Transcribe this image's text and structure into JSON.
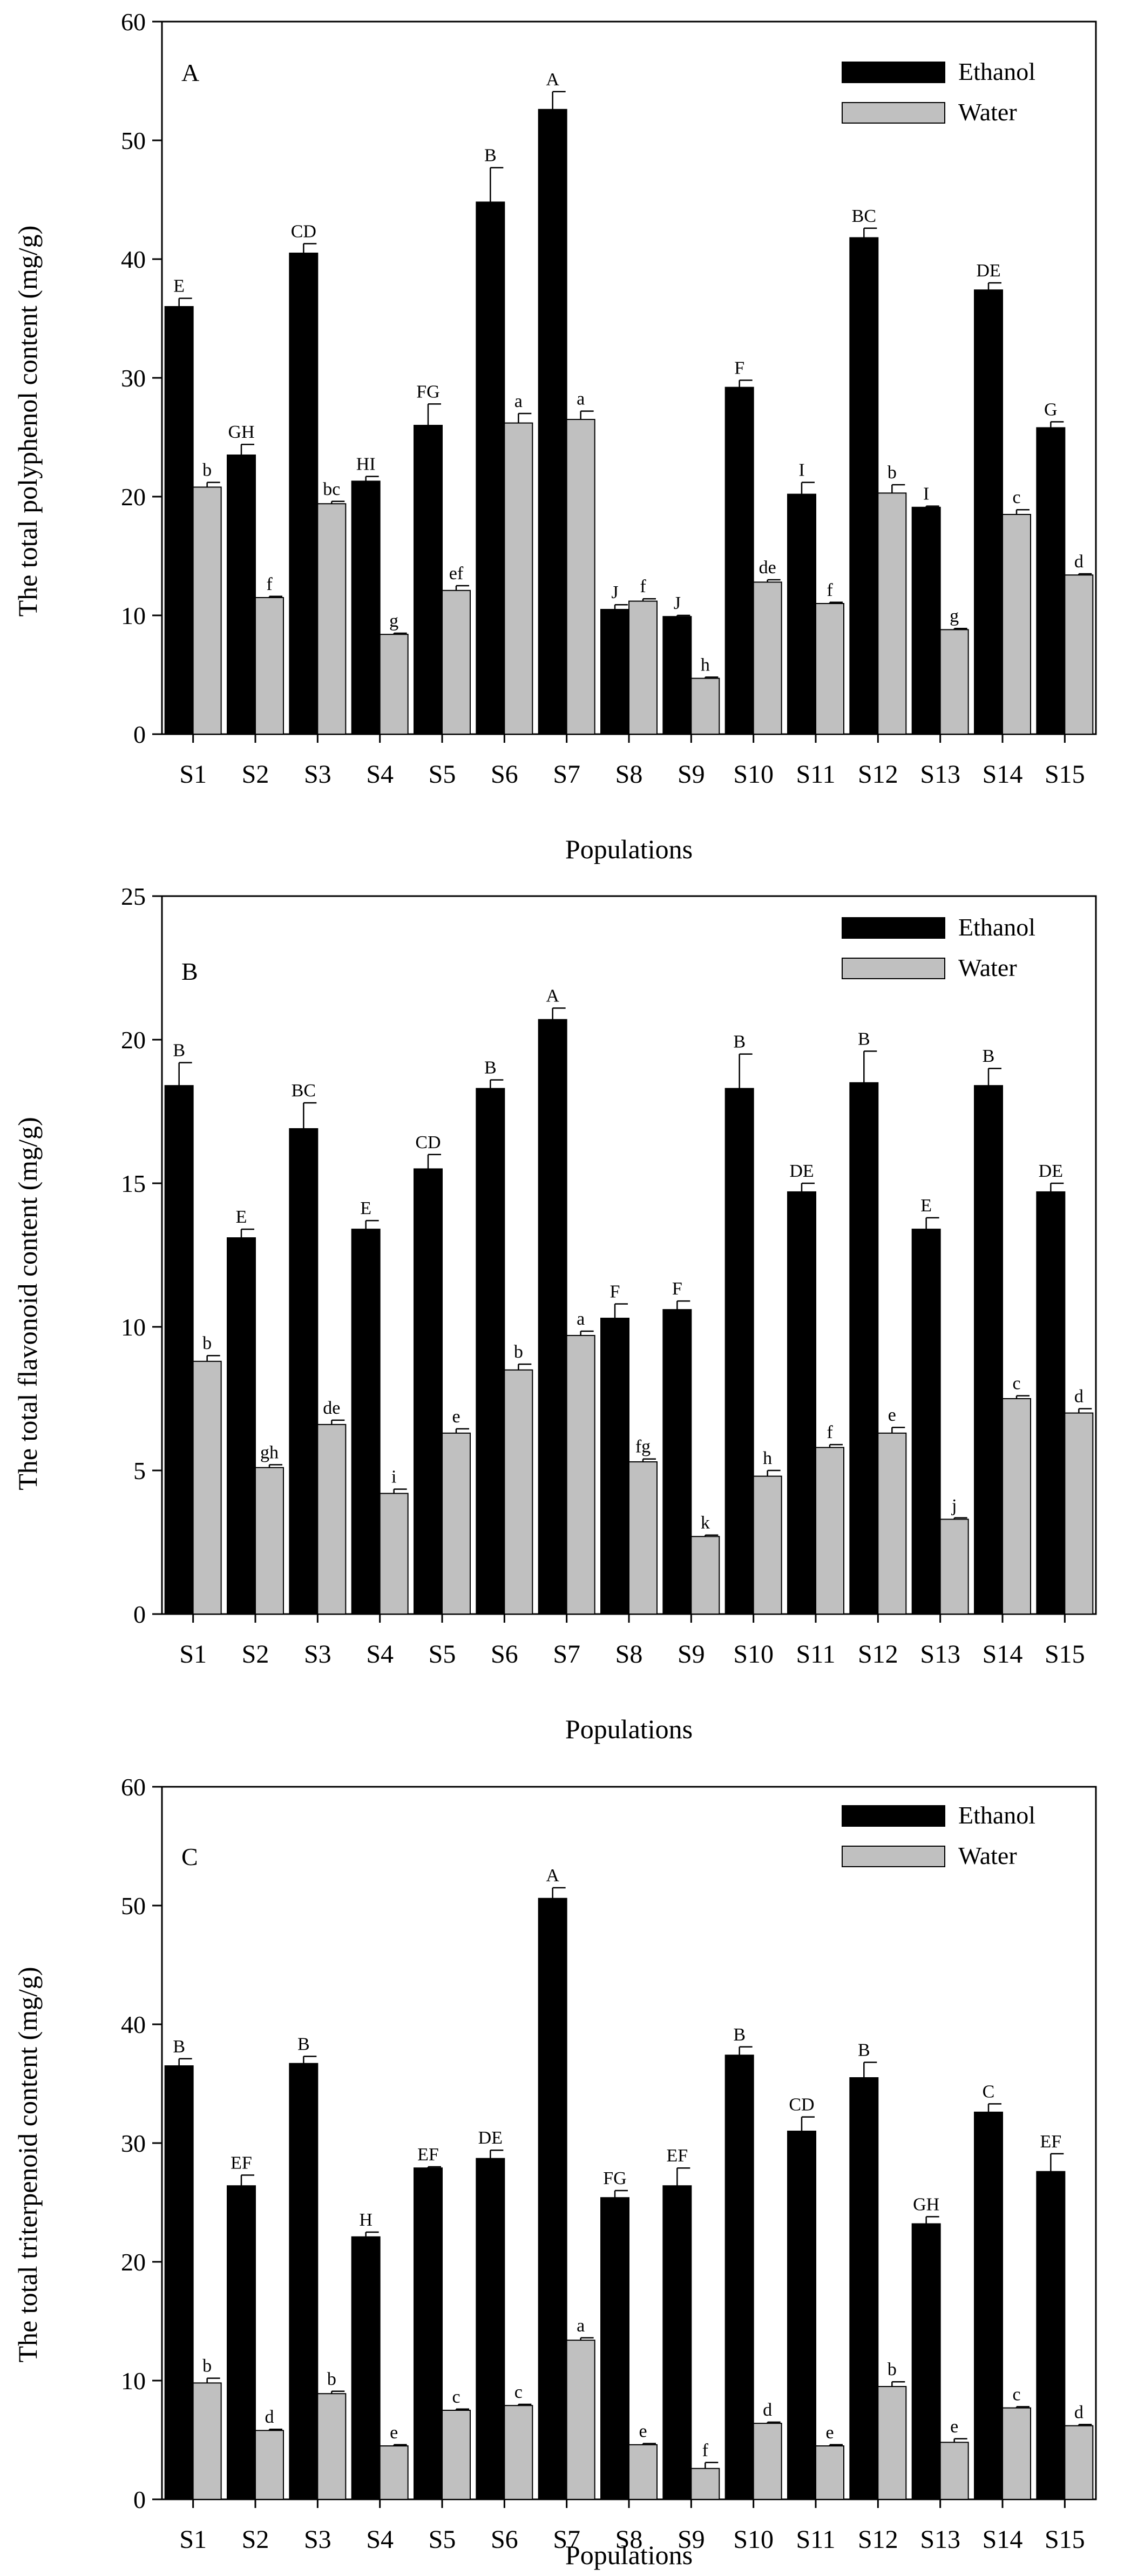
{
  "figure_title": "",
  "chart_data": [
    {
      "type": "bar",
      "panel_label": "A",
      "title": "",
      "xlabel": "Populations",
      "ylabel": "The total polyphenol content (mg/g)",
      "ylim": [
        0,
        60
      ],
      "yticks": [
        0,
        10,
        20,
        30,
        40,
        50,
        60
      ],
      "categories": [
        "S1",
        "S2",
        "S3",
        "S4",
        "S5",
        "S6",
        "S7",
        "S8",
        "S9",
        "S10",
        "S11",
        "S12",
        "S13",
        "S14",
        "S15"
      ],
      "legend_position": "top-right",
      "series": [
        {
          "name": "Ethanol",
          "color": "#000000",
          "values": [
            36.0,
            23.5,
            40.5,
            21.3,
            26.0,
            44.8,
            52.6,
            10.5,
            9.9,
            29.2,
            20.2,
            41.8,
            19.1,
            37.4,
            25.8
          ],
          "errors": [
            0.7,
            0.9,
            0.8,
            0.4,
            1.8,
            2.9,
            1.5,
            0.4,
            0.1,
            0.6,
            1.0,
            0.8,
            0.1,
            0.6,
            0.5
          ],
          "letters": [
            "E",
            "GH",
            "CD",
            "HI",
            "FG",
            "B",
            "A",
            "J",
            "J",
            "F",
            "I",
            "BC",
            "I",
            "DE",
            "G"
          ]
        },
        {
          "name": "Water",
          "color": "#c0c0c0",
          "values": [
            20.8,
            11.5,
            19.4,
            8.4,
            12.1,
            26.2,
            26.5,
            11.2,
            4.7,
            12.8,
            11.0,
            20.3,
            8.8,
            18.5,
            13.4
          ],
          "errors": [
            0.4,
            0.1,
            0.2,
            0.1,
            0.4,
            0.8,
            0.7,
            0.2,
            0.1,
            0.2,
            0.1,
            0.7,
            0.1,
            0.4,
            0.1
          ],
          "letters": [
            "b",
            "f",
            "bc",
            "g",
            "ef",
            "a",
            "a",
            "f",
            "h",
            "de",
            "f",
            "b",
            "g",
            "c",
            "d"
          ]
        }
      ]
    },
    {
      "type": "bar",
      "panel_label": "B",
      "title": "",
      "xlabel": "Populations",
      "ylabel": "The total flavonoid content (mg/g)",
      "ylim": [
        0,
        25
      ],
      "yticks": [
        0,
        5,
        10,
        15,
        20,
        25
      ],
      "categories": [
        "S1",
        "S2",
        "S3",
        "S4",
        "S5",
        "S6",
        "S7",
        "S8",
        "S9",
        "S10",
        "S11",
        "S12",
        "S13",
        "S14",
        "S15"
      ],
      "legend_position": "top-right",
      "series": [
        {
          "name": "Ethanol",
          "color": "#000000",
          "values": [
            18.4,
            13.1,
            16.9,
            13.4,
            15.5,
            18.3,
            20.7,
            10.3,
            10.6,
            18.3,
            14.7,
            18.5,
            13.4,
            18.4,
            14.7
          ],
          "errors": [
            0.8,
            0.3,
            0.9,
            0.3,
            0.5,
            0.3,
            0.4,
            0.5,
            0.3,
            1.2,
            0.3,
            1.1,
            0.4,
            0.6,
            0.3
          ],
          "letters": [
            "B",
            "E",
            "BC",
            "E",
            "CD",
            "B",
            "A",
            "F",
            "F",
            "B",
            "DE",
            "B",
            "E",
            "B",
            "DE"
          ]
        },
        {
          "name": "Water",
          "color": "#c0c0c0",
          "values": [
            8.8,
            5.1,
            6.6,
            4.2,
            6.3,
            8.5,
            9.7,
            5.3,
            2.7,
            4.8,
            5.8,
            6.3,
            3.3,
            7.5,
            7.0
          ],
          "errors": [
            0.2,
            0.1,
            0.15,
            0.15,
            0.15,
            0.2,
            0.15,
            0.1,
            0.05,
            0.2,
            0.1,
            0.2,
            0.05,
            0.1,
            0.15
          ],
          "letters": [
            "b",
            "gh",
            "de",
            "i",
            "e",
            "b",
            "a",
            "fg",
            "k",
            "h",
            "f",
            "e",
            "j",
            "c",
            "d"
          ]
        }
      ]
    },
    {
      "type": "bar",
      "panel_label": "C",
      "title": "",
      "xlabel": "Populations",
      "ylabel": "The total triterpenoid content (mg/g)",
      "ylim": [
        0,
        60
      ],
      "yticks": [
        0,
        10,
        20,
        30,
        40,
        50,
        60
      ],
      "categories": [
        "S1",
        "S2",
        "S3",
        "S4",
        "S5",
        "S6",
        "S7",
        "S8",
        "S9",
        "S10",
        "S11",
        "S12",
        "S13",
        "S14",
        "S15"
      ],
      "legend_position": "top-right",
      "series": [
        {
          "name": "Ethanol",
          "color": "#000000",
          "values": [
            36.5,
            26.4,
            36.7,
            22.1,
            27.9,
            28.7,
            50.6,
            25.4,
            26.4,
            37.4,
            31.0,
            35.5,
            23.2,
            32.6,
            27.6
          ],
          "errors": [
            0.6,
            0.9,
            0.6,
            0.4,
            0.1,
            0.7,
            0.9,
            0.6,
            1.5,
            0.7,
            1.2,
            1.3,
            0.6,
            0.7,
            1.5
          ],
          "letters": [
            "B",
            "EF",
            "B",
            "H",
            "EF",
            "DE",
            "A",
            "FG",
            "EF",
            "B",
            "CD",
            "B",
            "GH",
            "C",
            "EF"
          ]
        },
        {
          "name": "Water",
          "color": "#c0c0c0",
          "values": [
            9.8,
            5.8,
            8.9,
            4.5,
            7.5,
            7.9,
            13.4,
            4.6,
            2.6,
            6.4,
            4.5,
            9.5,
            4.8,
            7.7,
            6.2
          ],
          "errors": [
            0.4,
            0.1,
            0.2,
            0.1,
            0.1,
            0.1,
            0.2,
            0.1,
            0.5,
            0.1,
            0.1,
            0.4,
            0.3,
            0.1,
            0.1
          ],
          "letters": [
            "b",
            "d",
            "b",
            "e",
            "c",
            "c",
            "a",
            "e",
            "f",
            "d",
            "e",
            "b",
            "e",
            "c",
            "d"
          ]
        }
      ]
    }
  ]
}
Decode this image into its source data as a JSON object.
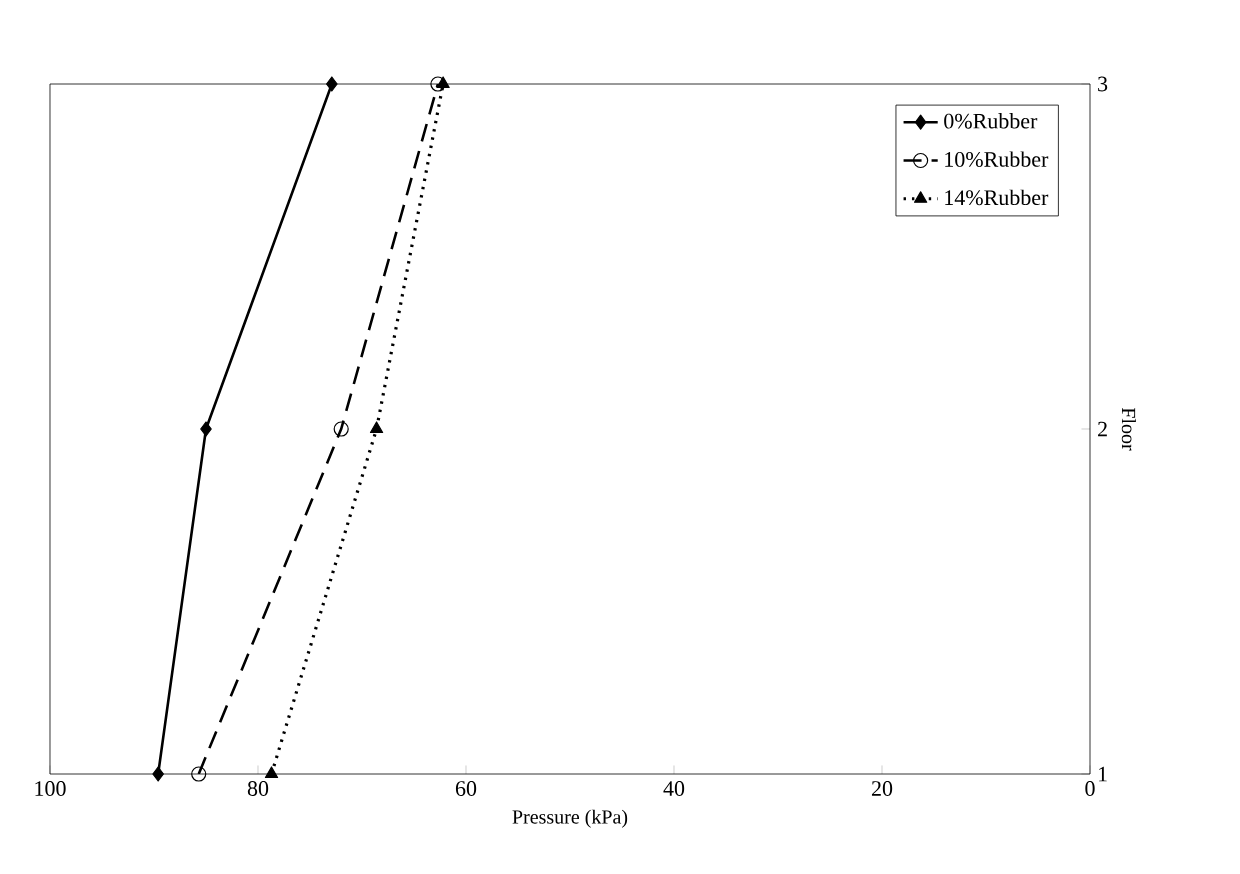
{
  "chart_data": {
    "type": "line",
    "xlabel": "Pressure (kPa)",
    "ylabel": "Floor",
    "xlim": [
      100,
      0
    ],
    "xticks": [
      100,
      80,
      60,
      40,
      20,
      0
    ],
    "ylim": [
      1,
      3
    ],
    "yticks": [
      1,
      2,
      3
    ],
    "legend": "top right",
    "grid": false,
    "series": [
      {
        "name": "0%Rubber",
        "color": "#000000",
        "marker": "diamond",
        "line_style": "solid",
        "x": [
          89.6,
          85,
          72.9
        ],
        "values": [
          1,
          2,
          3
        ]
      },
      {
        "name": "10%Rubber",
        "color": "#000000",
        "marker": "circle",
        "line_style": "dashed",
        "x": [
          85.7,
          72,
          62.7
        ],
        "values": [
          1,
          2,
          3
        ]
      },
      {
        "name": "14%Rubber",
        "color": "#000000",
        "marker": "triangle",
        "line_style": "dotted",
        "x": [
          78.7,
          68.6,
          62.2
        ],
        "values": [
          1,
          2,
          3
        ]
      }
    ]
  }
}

━━━━━━━━━━

**SHORT PROBLEM**
Quote all the lines above exactly as given. Do not include the pictures.

**ANSWER TO THE EXERCISE**
Transcribe this image's text and structure into JSON.
{
  "figure_title": "",
  "chart_data": [
    {
      "type": "bar",
      "panel_label": "A",
      "title": "",
      "xlabel": "Populations",
      "ylabel": "The total polyphenol content (mg/g)",
      "ylim": [
        0,
        60
      ],
      "yticks": [
        0,
        10,
        20,
        30,
        40,
        50,
        60
      ],
      "categories": [
        "S1",
        "S2",
        "S3",
        "S4",
        "S5",
        "S6",
        "S7",
        "S8",
        "S9",
        "S10",
        "S11",
        "S12",
        "S13",
        "S14",
        "S15"
      ],
      "legend_position": "top-right",
      "series": [
        {
          "name": "Ethanol",
          "color": "#000000",
          "values": [
            36.0,
            23.5,
            40.5,
            21.3,
            26.0,
            44.8,
            52.6,
            10.5,
            9.9,
            29.2,
            20.2,
            41.8,
            19.1,
            37.4,
            25.8
          ],
          "errors": [
            0.7,
            0.9,
            0.8,
            0.4,
            1.8,
            2.9,
            1.5,
            0.4,
            0.1,
            0.6,
            1.0,
            0.8,
            0.1,
            0.6,
            0.5
          ],
          "letters": [
            "E",
            "GH",
            "CD",
            "HI",
            "FG",
            "B",
            "A",
            "J",
            "J",
            "F",
            "I",
            "BC",
            "I",
            "DE",
            "G"
          ]
        },
        {
          "name": "Water",
          "color": "#c0c0c0",
          "values": [
            20.8,
            11.5,
            19.4,
            8.4,
            12.1,
            26.2,
            26.5,
            11.2,
            4.7,
            12.8,
            11.0,
            20.3,
            8.8,
            18.5,
            13.4
          ],
          "errors": [
            0.4,
            0.1,
            0.2,
            0.1,
            0.4,
            0.8,
            0.7,
            0.2,
            0.1,
            0.2,
            0.1,
            0.7,
            0.1,
            0.4,
            0.1
          ],
          "letters": [
            "b",
            "f",
            "bc",
            "g",
            "ef",
            "a",
            "a",
            "f",
            "h",
            "de",
            "f",
            "b",
            "g",
            "c",
            "d"
          ]
        }
      ]
    },
    {
      "type": "bar",
      "panel_label": "B",
      "title": "",
      "xlabel": "Populations",
      "ylabel": "The total flavonoid content (mg/g)",
      "ylim": [
        0,
        25
      ],
      "yticks": [
        0,
        5,
        10,
        15,
        20,
        25
      ],
      "categories": [
        "S1",
        "S2",
        "S3",
        "S4",
        "S5",
        "S6",
        "S7",
        "S8",
        "S9",
        "S10",
        "S11",
        "S12",
        "S13",
        "S14",
        "S15"
      ],
      "legend_position": "top-right",
      "series": [
        {
          "name": "Ethanol",
          "color": "#000000",
          "values": [
            18.4,
            13.1,
            16.9,
            13.4,
            15.5,
            18.3,
            20.7,
            10.3,
            10.6,
            18.3,
            14.7,
            18.5,
            13.4,
            18.4,
            14.7
          ],
          "errors": [
            0.8,
            0.3,
            0.9,
            0.3,
            0.5,
            0.3,
            0.4,
            0.5,
            0.3,
            1.2,
            0.3,
            1.1,
            0.4,
            0.6,
            0.3
          ],
          "letters": [
            "B",
            "E",
            "BC",
            "E",
            "CD",
            "B",
            "A",
            "F",
            "F",
            "B",
            "DE",
            "B",
            "E",
            "B",
            "DE"
          ]
        },
        {
          "name": "Water",
          "color": "#c0c0c0",
          "values": [
            8.8,
            5.1,
            6.6,
            4.2,
            6.3,
            8.5,
            9.7,
            5.3,
            2.7,
            4.8,
            5.8,
            6.3,
            3.3,
            7.5,
            7.0
          ],
          "errors": [
            0.2,
            0.1,
            0.15,
            0.15,
            0.15,
            0.2,
            0.15,
            0.1,
            0.05,
            0.2,
            0.1,
            0.2,
            0.05,
            0.1,
            0.15
          ],
          "letters": [
            "b",
            "gh",
            "de",
            "i",
            "e",
            "b",
            "a",
            "fg",
            "k",
            "h",
            "f",
            "e",
            "j",
            "c",
            "d"
          ]
        }
      ]
    },
    {
      "type": "bar",
      "panel_label": "C",
      "title": "",
      "xlabel": "Populations",
      "ylabel": "The total triterpenoid content (mg/g)",
      "ylim": [
        0,
        60
      ],
      "yticks": [
        0,
        10,
        20,
        30,
        40,
        50,
        60
      ],
      "categories": [
        "S1",
        "S2",
        "S3",
        "S4",
        "S5",
        "S6",
        "S7",
        "S8",
        "S9",
        "S10",
        "S11",
        "S12",
        "S13",
        "S14",
        "S15"
      ],
      "legend_position": "top-right",
      "series": [
        {
          "name": "Ethanol",
          "color": "#000000",
          "values": [
            36.5,
            26.4,
            36.7,
            22.1,
            27.9,
            28.7,
            50.6,
            25.4,
            26.4,
            37.4,
            31.0,
            35.5,
            23.2,
            32.6,
            27.6
          ],
          "errors": [
            0.6,
            0.9,
            0.6,
            0.4,
            0.1,
            0.7,
            0.9,
            0.6,
            1.5,
            0.7,
            1.2,
            1.3,
            0.6,
            0.7,
            1.5
          ],
          "letters": [
            "B",
            "EF",
            "B",
            "H",
            "EF",
            "DE",
            "A",
            "FG",
            "EF",
            "B",
            "CD",
            "B",
            "GH",
            "C",
            "EF"
          ]
        },
        {
          "name": "Water",
          "color": "#c0c0c0",
          "values": [
            9.8,
            5.8,
            8.9,
            4.5,
            7.5,
            7.9,
            13.4,
            4.6,
            2.6,
            6.4,
            4.5,
            9.5,
            4.8,
            7.7,
            6.2
          ],
          "errors": [
            0.4,
            0.1,
            0.2,
            0.1,
            0.1,
            0.1,
            0.2,
            0.1,
            0.5,
            0.1,
            0.1,
            0.4,
            0.3,
            0.1,
            0.1
          ],
          "letters": [
            "b",
            "d",
            "b",
            "e",
            "c",
            "c",
            "a",
            "e",
            "f",
            "d",
            "e",
            "b",
            "e",
            "c",
            "d"
          ]
        }
      ]
    }
  ]
}
Decode this image into its source data as a JSON object.
{
  "chart_data": {
    "type": "line",
    "xlabel": "Pressure (kPa)",
    "ylabel": "Floor",
    "xlim": [
      100,
      0
    ],
    "xticks": [
      100,
      80,
      60,
      40,
      20,
      0
    ],
    "ylim": [
      1,
      3
    ],
    "yticks": [
      1,
      2,
      3
    ],
    "legend": "top right",
    "grid": false,
    "series": [
      {
        "name": "0%Rubber",
        "color": "#000000",
        "marker": "diamond",
        "line_style": "solid",
        "x": [
          89.6,
          85,
          72.9
        ],
        "values": [
          1,
          2,
          3
        ]
      },
      {
        "name": "10%Rubber",
        "color": "#000000",
        "marker": "circle",
        "line_style": "dashed",
        "x": [
          85.7,
          72,
          62.7
        ],
        "values": [
          1,
          2,
          3
        ]
      },
      {
        "name": "14%Rubber",
        "color": "#000000",
        "marker": "triangle",
        "line_style": "dotted",
        "x": [
          78.7,
          68.6,
          62.2
        ],
        "values": [
          1,
          2,
          3
        ]
      }
    ]
  }
}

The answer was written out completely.